TASK TO COMPLETE
Note how many lines hold "diramazioni" and report that number by itself.

PROVIDED RECORDS
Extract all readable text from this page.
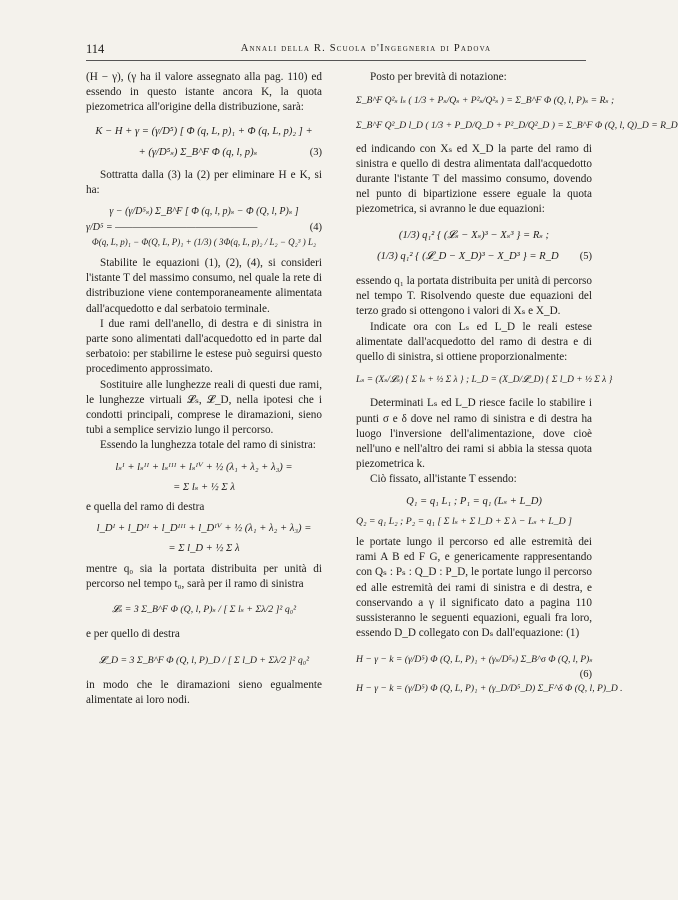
114	Annali della R. Scuola d'Ingegneria di Padova

(H − γ), (γ ha il valore assegnato alla pag. 110) ed essendo in questo istante ancora K, la quota piezometrica all'origine della distribuzione, sarà:

K − H + γ = (γ/D⁵) [ Φ (q, L, p)₁ + Φ (q, L, p)₂ ] +

+ (γ/D⁵ₛ) Σ_B^F Φ (q, l, p)ₛ	(3)

Sottratta dalla (3) la (2) per eliminare H e K, si ha:

γ − (γ/D⁵ₛ) Σ_B^F [ Φ (q, l, p)ₛ − Φ (Q, l, P)ₛ ]

γ/D⁵ = ————————————————	(4)

Φ(q, L, p)₁ − Φ(Q, L, P)₁ + (1/3) ( 3Φ(q, L, p)₂ / L₂ − Q₂³ ) L₂

Stabilite le equazioni (1), (2), (4), si consideri l'istante T del massimo consumo, nel quale la rete di distribuzione viene contemporaneamente alimentata dall'acquedotto e dal serbatoio terminale.

I due rami dell'anello, di destra e di sinistra in parte sono alimentati dall'acquedotto ed in parte dal serbatoio: per stabilirne le estese può seguirsi questo procedimento approssimato.

Sostituire alle lunghezze reali di questi due rami, le lunghezze virtuali 𝓛ₛ, 𝓛_D, nella ipotesi che i condotti principali, comprese le diramazioni, sieno tubi a semplice servizio lungo il percorso.

Essendo la lunghezza totale del ramo di sinistra:

lₛᴵ + lₛᴵᴵ + lₛᴵᴵᴵ + lₛᴵⱽ + ½ (λ₁ + λ₂ + λ₃) =

= Σ lₛ + ½ Σ λ

e quella del ramo di destra

l_Dᴵ + l_Dᴵᴵ + l_Dᴵᴵᴵ + l_Dᴵⱽ + ½ (λ₁ + λ₂ + λ₃) =

= Σ l_D + ½ Σ λ

mentre q₀ sia la portata distribuita per unità di percorso nel tempo t₀, sarà per il ramo di sinistra

𝓛ₛ = 3 Σ_B^F Φ (Q, l, P)ₛ / [ Σ lₛ + Σλ/2 ]² q₀²

e per quello di destra

𝓛_D = 3 Σ_B^F Φ (Q, l, P)_D / [ Σ l_D + Σλ/2 ]² q₀²

in modo che le diramazioni sieno egualmente alimentate ai loro nodi.

Posto per brevità di notazione:

Σ_B^F Q²ₛ lₛ ( 1/3 + Pₛ/Qₛ + P²ₛ/Q²ₛ ) = Σ_B^F Φ (Q, l, P)ₛ = Rₛ ;

Σ_B^F Q²_D l_D ( 1/3 + P_D/Q_D + P²_D/Q²_D ) = Σ_B^F Φ (Q, l, Q)_D = R_D

ed indicando con Xₛ ed X_D la parte del ramo di sinistra e quello di destra alimentata dall'acquedotto durante l'istante T del massimo consumo, dovendo nel punto di bipartizione essere eguale la quota piezometrica, si avranno le due equazioni:

(1/3) q₁² { (𝓛ₛ − Xₛ)³ − Xₛ³ } = Rₛ ;

(1/3) q₁² { (𝓛_D − X_D)³ − X_D³ } = R_D (5)

essendo q₁ la portata distribuita per unità di percorso nel tempo T. Risolvendo queste due equazioni del terzo grado si ottengono i valori di Xₛ e X_D.

Indicate ora con Lₛ ed L_D le reali estese alimentate dall'acquedotto del ramo di destra e di quello di sinistra, si ottiene proporzionalmente:

Lₛ = (Xₛ/𝓛ₛ) { Σ lₛ + ½ Σ λ } ; L_D = (X_D/𝓛_D) { Σ l_D + ½ Σ λ }

Determinati Lₛ ed L_D riesce facile lo stabilire i punti σ e δ dove nel ramo di sinistra e di destra ha luogo l'inversione dell'alimentazione, dove cioè nell'uno e nell'altro dei rami si abbia la stessa quota piezometrica k.

Ciò fissato, all'istante T essendo:

Q₁ = q₁ L₁ ; P₁ = q₁ (Lₛ + L_D)

Q₂ = q₁ L₂ ; P₂ = q₁ [ Σ lₛ + Σ l_D + Σ λ − Lₛ + L_D ]

le portate lungo il percorso ed alle estremità dei rami A B ed F G, e genericamente rappresentando con Qₛ : Pₛ : Q_D : P_D, le portate lungo il percorso ed alle estremità dei rami di sinistra e di destra, e conservando a γ il significato dato a pagina 110 sussisteranno le seguenti equazioni, eguali fra loro, essendo D_D collegato con Dₛ dall'equazione: (1)

H − γ − k = (γ/D⁵) Φ (Q, L, P)₁ + (γₛ/D⁵ₛ) Σ_B^σ Φ (Q, l, P)ₛ

(6)

H − γ − k = (γ/D⁵) Φ (Q, L, P)₁ + (γ_D/D⁵_D) Σ_F^δ Φ (Q, l, P)_D .
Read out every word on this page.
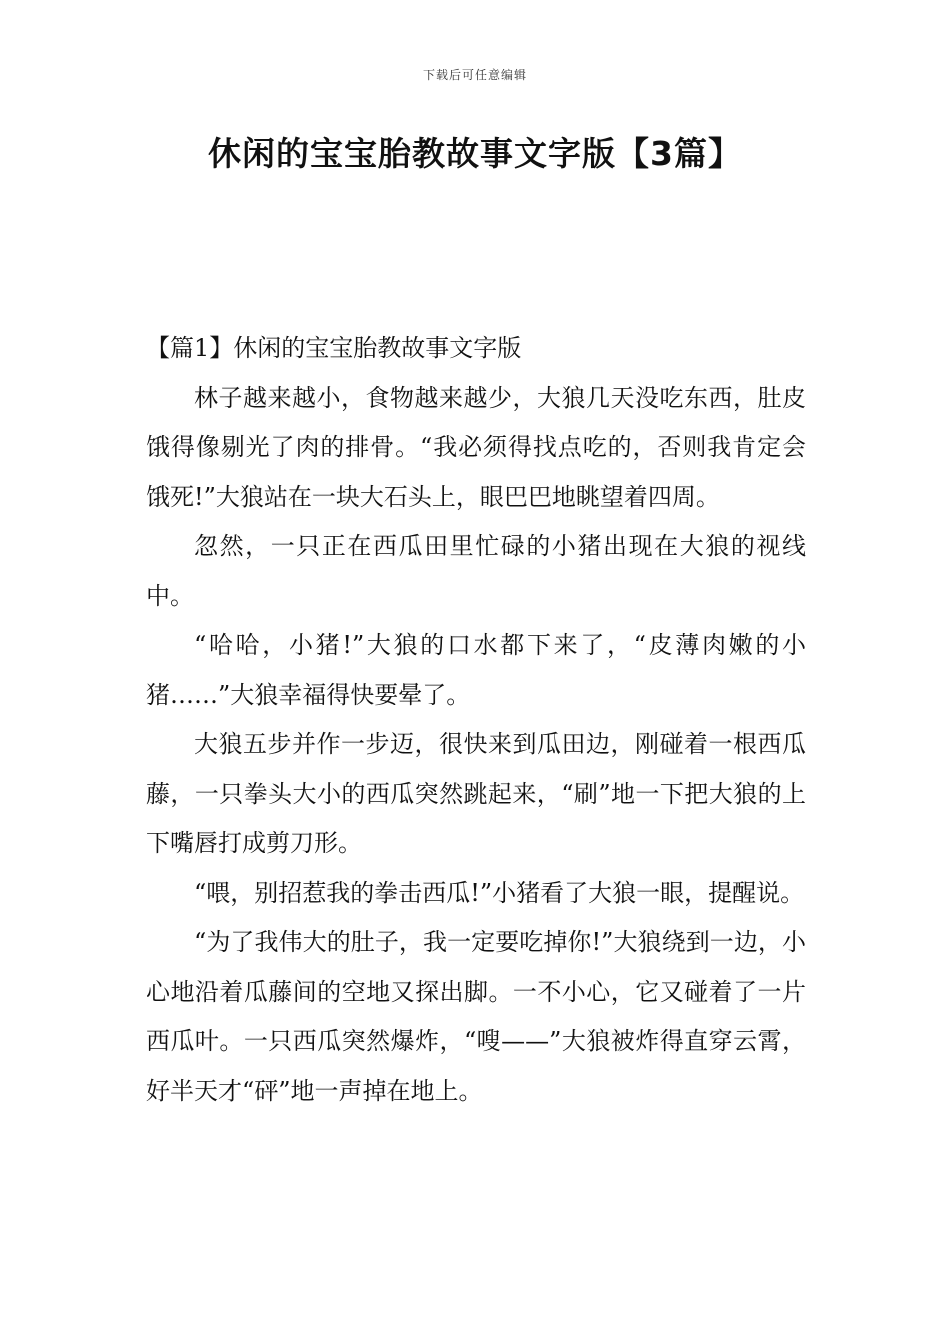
下载后可任意编辑
休闲的宝宝胎教故事文字版【3篇】
【篇1】休闲的宝宝胎教故事文字版

林子越来越小，食物越来越少，大狼几天没吃东西，肚皮饿得像剔光了肉的排骨。“我必须得找点吃的，否则我肯定会饿死!”大狼站在一块大石头上，眼巴巴地眺望着四周。

忽然，一只正在西瓜田里忙碌的小猪出现在大狼的视线中。

“哈哈，小猪!”大狼的口水都下来了，“皮薄肉嫩的小猪……”大狼幸福得快要晕了。

大狼五步并作一步迈，很快来到瓜田边，刚碰着一根西瓜藤，一只拳头大小的西瓜突然跳起来，“刷”地一下把大狼的上下嘴唇打成剪刀形。

“喂，别招惹我的拳击西瓜!”小猪看了大狼一眼，提醒说。

“为了我伟大的肚子，我一定要吃掉你!”大狼绕到一边，小心地沿着瓜藤间的空地又探出脚。一不小心，它又碰着了一片西瓜叶。一只西瓜突然爆炸，“嗖——”大狼被炸得直穿云霄，好半天才“砰”地一声掉在地上。
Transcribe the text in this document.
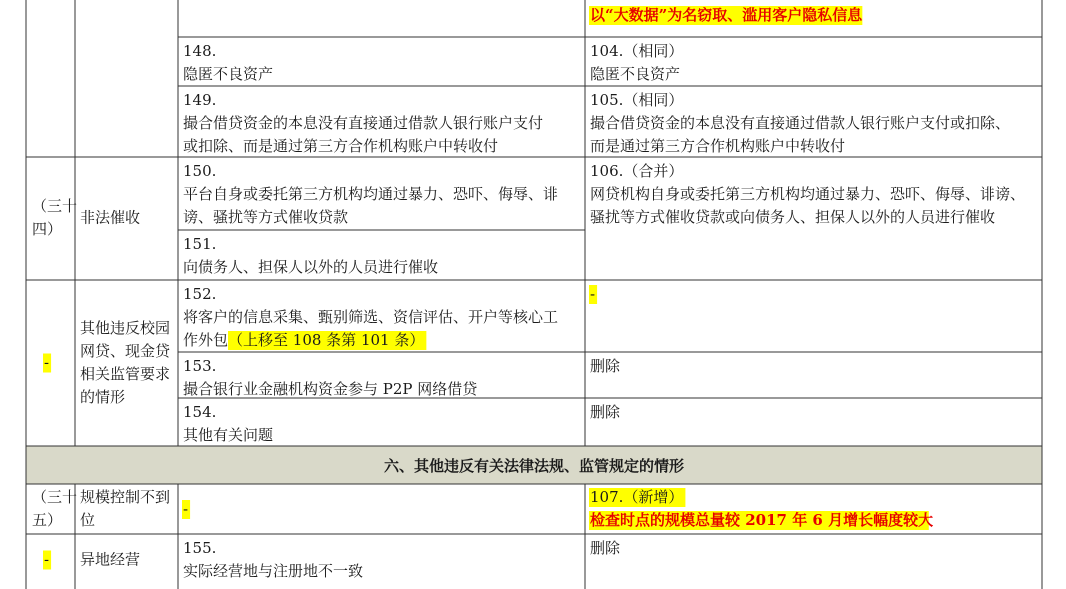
以“大数据”为名窃取、滥用客户隐私信息
148.
隐匿不良资产
104.（相同）
隐匿不良资产
149.
撮合借贷资金的本息没有直接通过借款人银行账户支付
或扣除、而是通过第三方合作机构账户中转收付
105.（相同）
撮合借贷资金的本息没有直接通过借款人银行账户支付或扣除、
而是通过第三方合作机构账户中转收付
150.
平台自身或委托第三方机构均通过暴力、恐吓、侮辱、诽
谤、骚扰等方式催收贷款
151.
向债务人、担保人以外的人员进行催收
106.（合并）
网贷机构自身或委托第三方机构均通过暴力、恐吓、侮辱、诽谤、
骚扰等方式催收贷款或向债务人、担保人以外的人员进行催收
（三十
四）
非法催收
152.
将客户的信息采集、甄别筛选、资信评估、开户等核心工
作外包 （上移至 108 条第 101 条）
-
153.
撮合银行业金融机构资金参与 P2P 网络借贷
删除
154.
其他有关问题
删除
-
其他违反校园
网贷、现金贷
相关监管要求
的情形
六、其他违反有关法律法规、监管规定的情形
-
107.（新增）
检查时点的规模总量较 2017 年 6 月增长幅度较大
（三十
五）
规模控制不到
位
155.
实际经营地与注册地不一致
删除
- 异地经营
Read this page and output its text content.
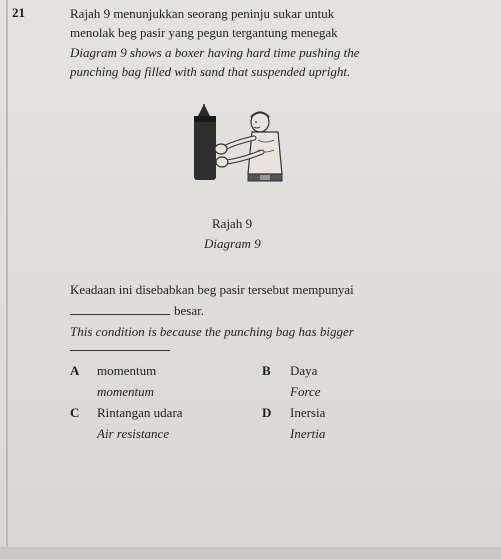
21	Rajah 9 menunjukkan seorang peninju sukar untuk
menolak beg pasir yang pegun tergantung menegak
Diagram 9 shows a boxer having hard time pushing the
punching bag filled with sand that suspended upright.
Rajah 9
Diagram 9
Keadaan ini disebabkan beg pasir tersebut mempunyai
besar.
This condition is because the punching bag has bigger
A momentum
momentum
B Daya
Force
C Rintangan udara
Air resistance
D Inersia
Inertia
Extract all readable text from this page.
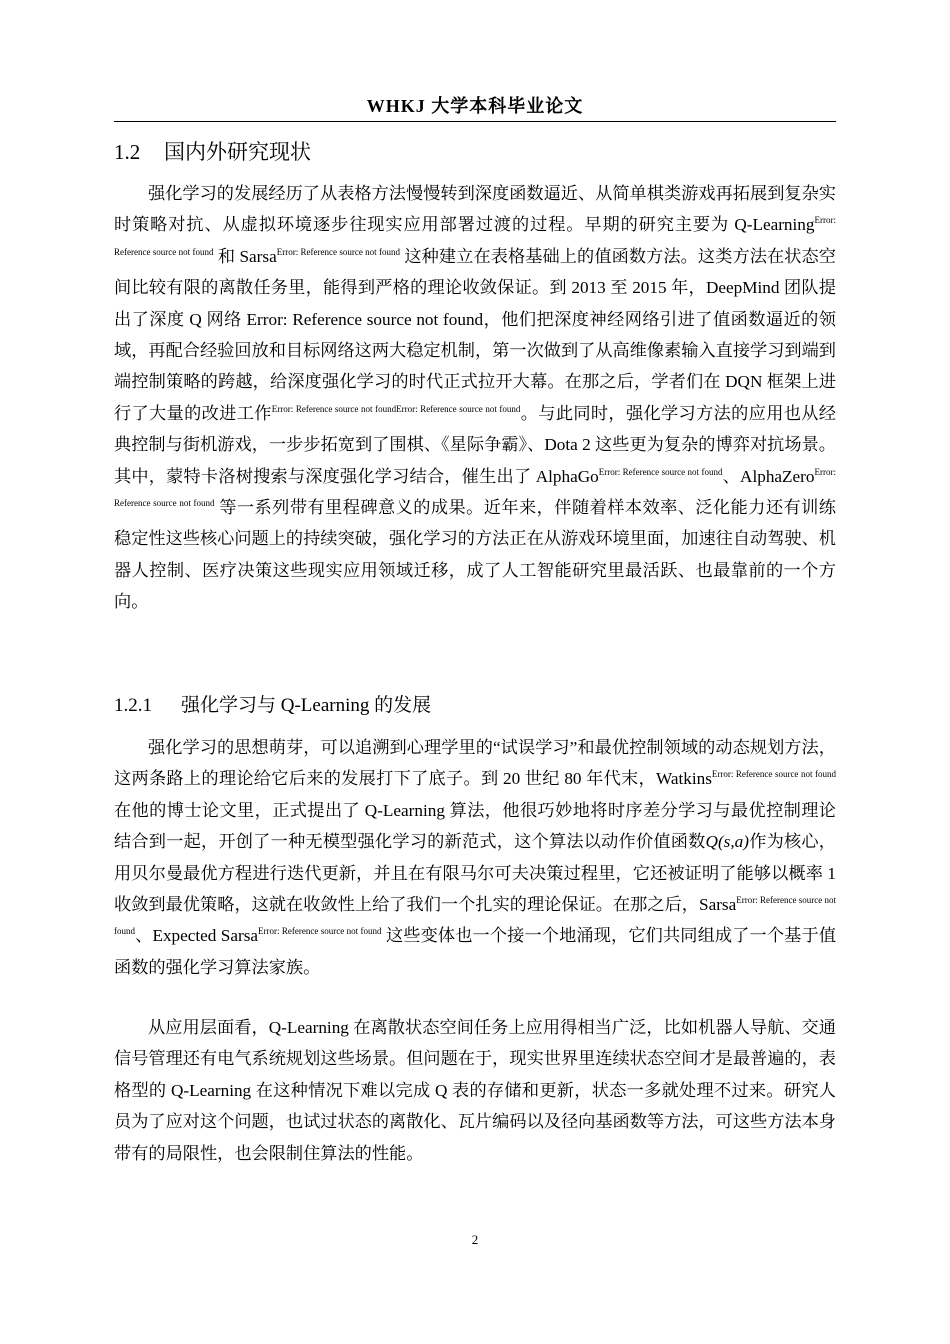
WHKJ 大学本科毕业论文
1.2 国内外研究现状

强化学习的发展经历了从表格方法慢慢转到深度函数逼近、从简单棋类游戏再拓展到复杂实时策略对抗、从虚拟环境逐步往现实应用部署过渡的过程。早期的研究主要为 Q-Learning$^{Error: Reference source not found}$ 和 Sarsa$^{Error: Reference source not found}$ 这种建立在表格基础上的值函数方法。这类方法在状态空间比较有限的离散任务里，能得到严格的理论收敛保证。到 2013 至 2015 年，DeepMind 团队提出了深度 Q 网络 Error: Reference source not found，他们把深度神经网络引进了值函数逼近的领域，再配合经验回放和目标网络这两大稳定机制，第一次做到了从高维像素输入直接学习到端到端控制策略的跨越，给深度强化学习的时代正式拉开大幕。在那之后，学者们在 DQN 框架上进行了大量的改进工作$^{Error: Reference source not foundError: Reference source not found}$。与此同时，强化学习方法的应用也从经典控制与街机游戏，一步步拓宽到了围棋、《星际争霸》、Dota 2 这些更为复杂的博弈对抗场景。其中，蒙特卡洛树搜索与深度强化学习结合，催生出了 AlphaGo$^{Error: Reference source not found}$、AlphaZero$^{Error: Reference source not found}$ 等一系列带有里程碑意义的成果。近年来，伴随着样本效率、泛化能力还有训练稳定性这些核心问题上的持续突破，强化学习的方法正在从游戏环境里面，加速往自动驾驶、机器人控制、医疗决策这些现实应用领域迁移，成了人工智能研究里最活跃、也最靠前的一个方向。

1.2.1 强化学习与 Q-Learning 的发展

强化学习的思想萌芽，可以追溯到心理学里的“试误学习”和最优控制领域的动态规划方法，这两条路上的理论给它后来的发展打下了底子。到 20 世纪 80 年代末，Watkins$^{Error: Reference source not found}$ 在他的博士论文里，正式提出了 Q-Learning 算法，他很巧妙地将时序差分学习与最优控制理论结合到一起，开创了一种无模型强化学习的新范式，这个算法以动作价值函数Q(s,a)作为核心，用贝尔曼最优方程进行迭代更新，并且在有限马尔可夫决策过程里，它还被证明了能够以概率 1 收敛到最优策略，这就在收敛性上给了我们一个扎实的理论保证。在那之后，Sarsa$^{Error: Reference source not found}$、Expected Sarsa$^{Error: Reference source not found}$ 这些变体也一个接一个地涌现，它们共同组成了一个基于值函数的强化学习算法家族。

从应用层面看，Q-Learning 在离散状态空间任务上应用得相当广泛，比如机器人导航、交通信号管理还有电气系统规划这些场景。但问题在于，现实世界里连续状态空间才是最普遍的，表格型的 Q-Learning 在这种情况下难以完成 Q 表的存储和更新，状态一多就处理不过来。研究人员为了应对这个问题，也试过状态的离散化、瓦片编码以及径向基函数等方法，可这些方法本身带有的局限性，也会限制住算法的性能。

2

REPLY TO THE EXERCISE
2